▶ Directions for this task
What follows is a set of records; restate each one word for word and drop the pictures.
[Start of Data shown]
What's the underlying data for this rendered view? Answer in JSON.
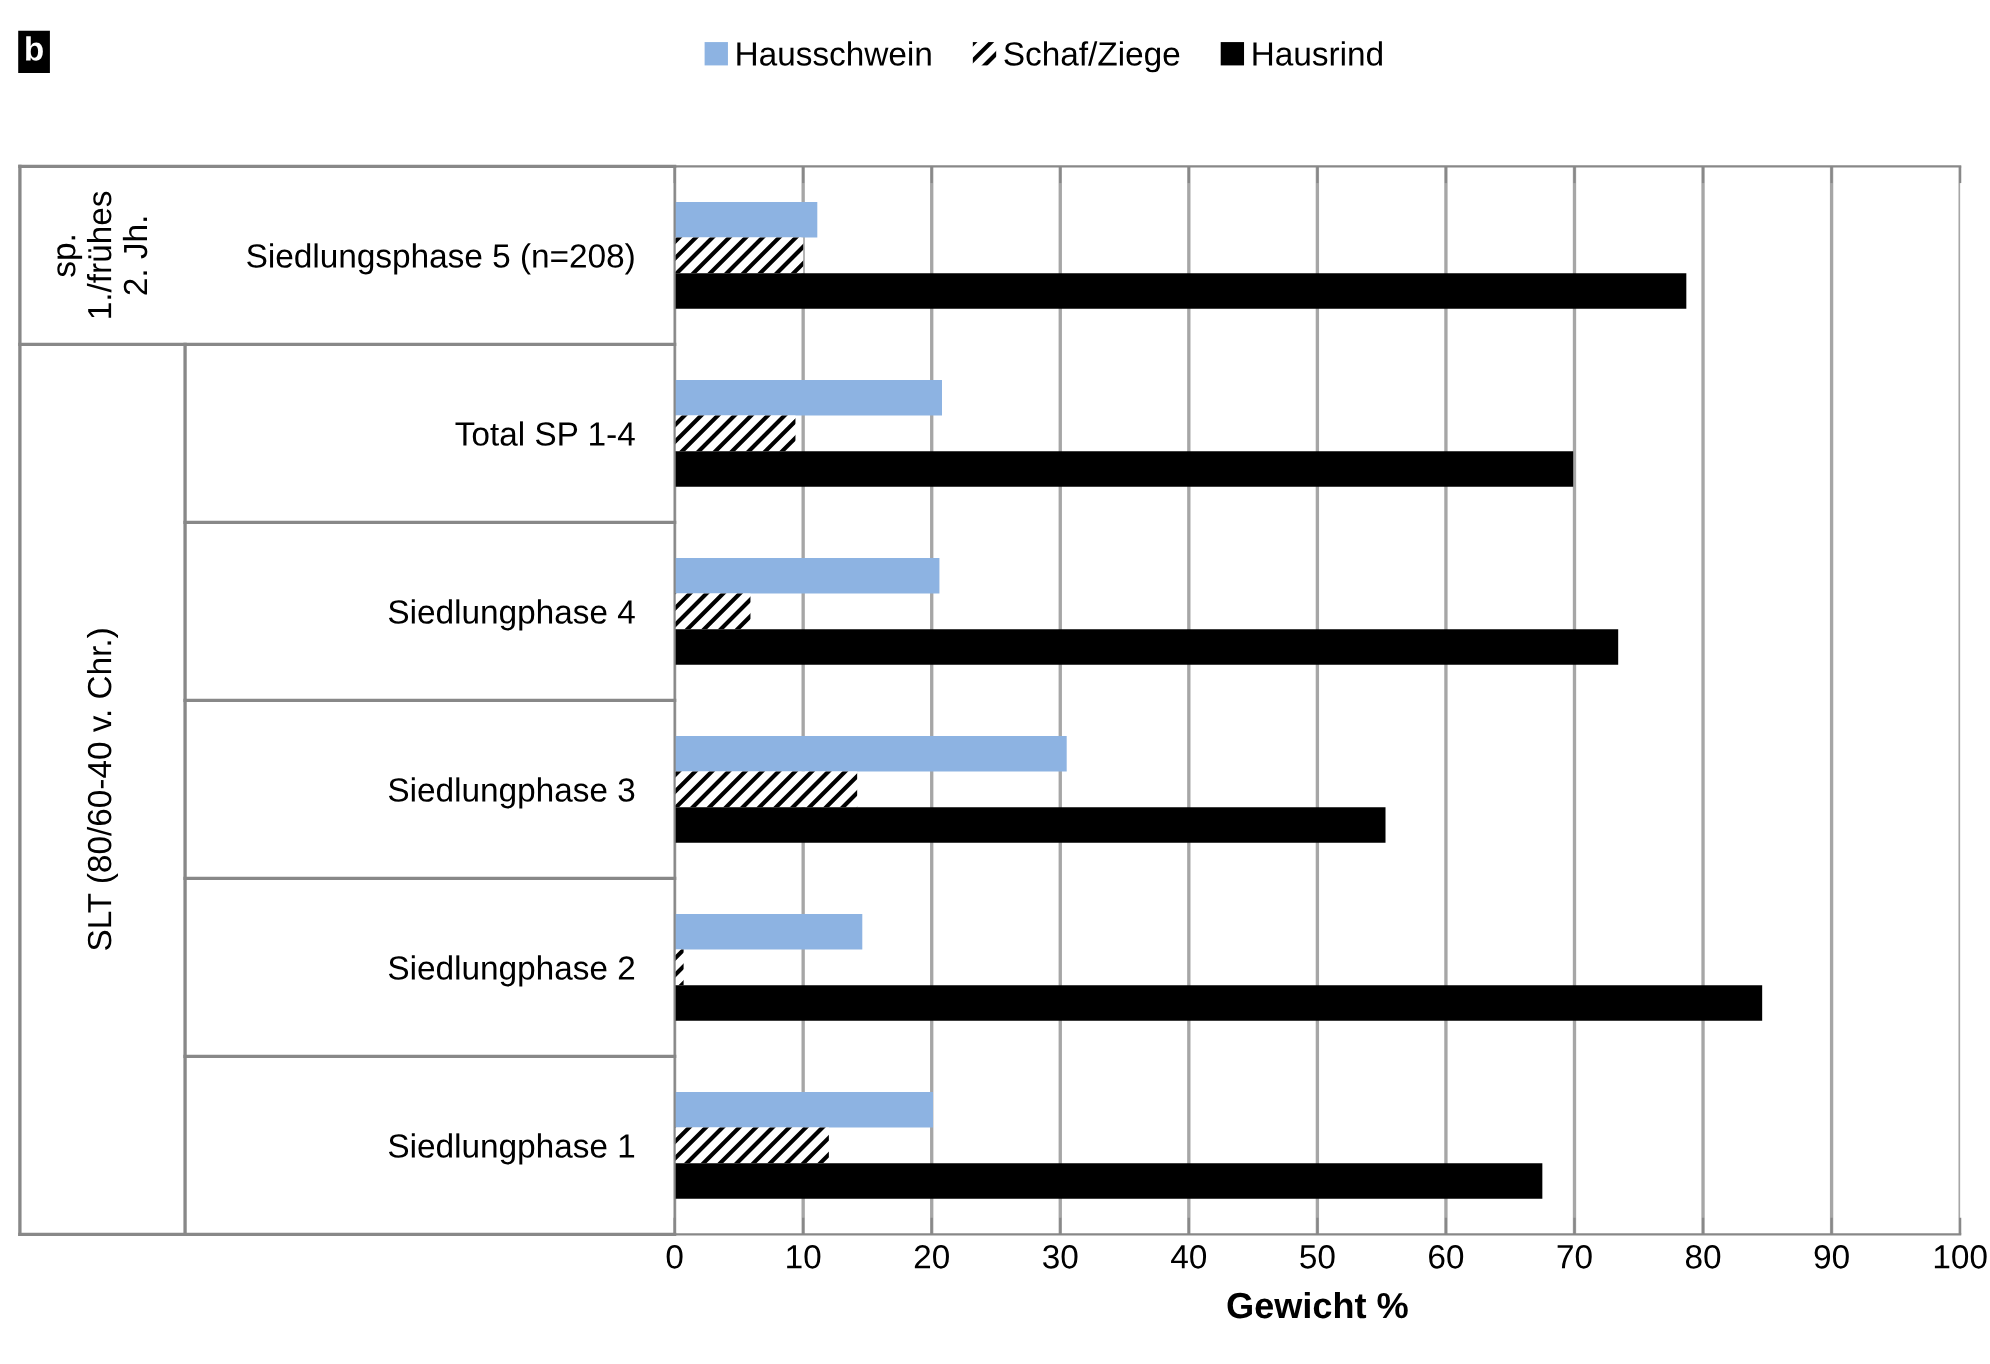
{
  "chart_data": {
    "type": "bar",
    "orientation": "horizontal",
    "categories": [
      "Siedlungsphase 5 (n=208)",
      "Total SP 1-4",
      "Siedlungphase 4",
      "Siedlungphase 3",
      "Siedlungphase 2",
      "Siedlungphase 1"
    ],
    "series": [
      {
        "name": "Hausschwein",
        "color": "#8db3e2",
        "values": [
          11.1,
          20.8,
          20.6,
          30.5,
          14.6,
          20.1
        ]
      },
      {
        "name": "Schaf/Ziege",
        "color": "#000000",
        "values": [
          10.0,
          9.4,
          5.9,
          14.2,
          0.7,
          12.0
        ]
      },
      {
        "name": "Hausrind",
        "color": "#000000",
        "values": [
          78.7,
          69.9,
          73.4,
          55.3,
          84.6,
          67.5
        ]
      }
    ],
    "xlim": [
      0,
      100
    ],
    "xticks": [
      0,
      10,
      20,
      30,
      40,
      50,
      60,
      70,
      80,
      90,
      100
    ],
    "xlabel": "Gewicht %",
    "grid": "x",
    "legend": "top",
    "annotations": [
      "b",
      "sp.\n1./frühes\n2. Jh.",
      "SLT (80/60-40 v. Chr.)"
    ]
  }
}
[End of Data shown]
▶ Problem solution
What's the underlying data for this rendered view? Answer in JSON.
{
  "chart_data": {
    "type": "bar",
    "orientation": "horizontal",
    "categories": [
      "Siedlungsphase 5 (n=208)",
      "Total SP 1-4",
      "Siedlungphase 4",
      "Siedlungphase 3",
      "Siedlungphase 2",
      "Siedlungphase 1"
    ],
    "series": [
      {
        "name": "Hausschwein",
        "color": "#8db3e2",
        "values": [
          11.1,
          20.8,
          20.6,
          30.5,
          14.6,
          20.1
        ]
      },
      {
        "name": "Schaf/Ziege",
        "color": "#000000",
        "values": [
          10.0,
          9.4,
          5.9,
          14.2,
          0.7,
          12.0
        ]
      },
      {
        "name": "Hausrind",
        "color": "#000000",
        "values": [
          78.7,
          69.9,
          73.4,
          55.3,
          84.6,
          67.5
        ]
      }
    ],
    "xlim": [
      0,
      100
    ],
    "xticks": [
      0,
      10,
      20,
      30,
      40,
      50,
      60,
      70,
      80,
      90,
      100
    ],
    "xlabel": "Gewicht %",
    "grid": "x",
    "legend": "top",
    "annotations": [
      "b",
      "sp.\n1./frühes\n2. Jh.",
      "SLT (80/60-40 v. Chr.)"
    ]
  }
}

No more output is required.